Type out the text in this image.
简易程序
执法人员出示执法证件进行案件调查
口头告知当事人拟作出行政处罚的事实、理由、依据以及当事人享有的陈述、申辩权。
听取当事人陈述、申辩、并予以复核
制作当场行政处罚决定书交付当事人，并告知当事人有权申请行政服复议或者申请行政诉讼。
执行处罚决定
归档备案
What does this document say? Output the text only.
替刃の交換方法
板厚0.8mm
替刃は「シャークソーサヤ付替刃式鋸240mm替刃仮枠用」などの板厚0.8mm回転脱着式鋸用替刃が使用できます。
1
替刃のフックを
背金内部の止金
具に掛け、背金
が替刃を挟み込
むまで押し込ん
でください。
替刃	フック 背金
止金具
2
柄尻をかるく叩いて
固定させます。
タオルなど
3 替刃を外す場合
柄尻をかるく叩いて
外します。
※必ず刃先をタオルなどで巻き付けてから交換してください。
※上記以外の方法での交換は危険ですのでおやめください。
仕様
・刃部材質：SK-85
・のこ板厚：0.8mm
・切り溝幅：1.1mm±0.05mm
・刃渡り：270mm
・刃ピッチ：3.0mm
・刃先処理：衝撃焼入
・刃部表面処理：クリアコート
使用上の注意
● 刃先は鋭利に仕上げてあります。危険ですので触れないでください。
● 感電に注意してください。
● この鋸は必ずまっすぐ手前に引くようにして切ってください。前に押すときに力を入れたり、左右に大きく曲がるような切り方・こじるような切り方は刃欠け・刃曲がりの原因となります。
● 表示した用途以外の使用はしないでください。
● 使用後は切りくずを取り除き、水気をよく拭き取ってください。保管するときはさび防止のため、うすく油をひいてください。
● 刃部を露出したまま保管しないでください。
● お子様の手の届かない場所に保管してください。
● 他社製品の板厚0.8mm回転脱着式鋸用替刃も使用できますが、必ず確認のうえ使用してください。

------------------------------

What you have to do -> Repeat only what runs from the line holding "What does this" to the end of the data, keeping every line exactly as written, first and last included.

Task solution ->
What does this document say? Output the text only.
替刃の交換方法
板厚0.8mm
替刃は「シャークソーサヤ付替刃式鋸240mm替刃仮枠用」などの板厚0.8mm回転脱着式鋸用替刃が使用できます。
1
替刃のフックを
背金内部の止金
具に掛け、背金
が替刃を挟み込
むまで押し込ん
でください。
替刃	フック 背金
止金具
2
柄尻をかるく叩いて
固定させます。
タオルなど
3 替刃を外す場合
柄尻をかるく叩いて
外します。
※必ず刃先をタオルなどで巻き付けてから交換してください。
※上記以外の方法での交換は危険ですのでおやめください。
仕様
・刃部材質：SK-85
・のこ板厚：0.8mm
・切り溝幅：1.1mm±0.05mm
・刃渡り：270mm
・刃ピッチ：3.0mm
・刃先処理：衝撃焼入
・刃部表面処理：クリアコート
使用上の注意
● 刃先は鋭利に仕上げてあります。危険ですので触れないでください。
● 感電に注意してください。
● この鋸は必ずまっすぐ手前に引くようにして切ってください。前に押すときに力を入れたり、左右に大きく曲がるような切り方・こじるような切り方は刃欠け・刃曲がりの原因となります。
● 表示した用途以外の使用はしないでください。
● 使用後は切りくずを取り除き、水気をよく拭き取ってください。保管するときはさび防止のため、うすく油をひいてください。
● 刃部を露出したまま保管しないでください。
● お子様の手の届かない場所に保管してください。
● 他社製品の板厚0.8mm回転脱着式鋸用替刃も使用できますが、必ず確認のうえ使用してください。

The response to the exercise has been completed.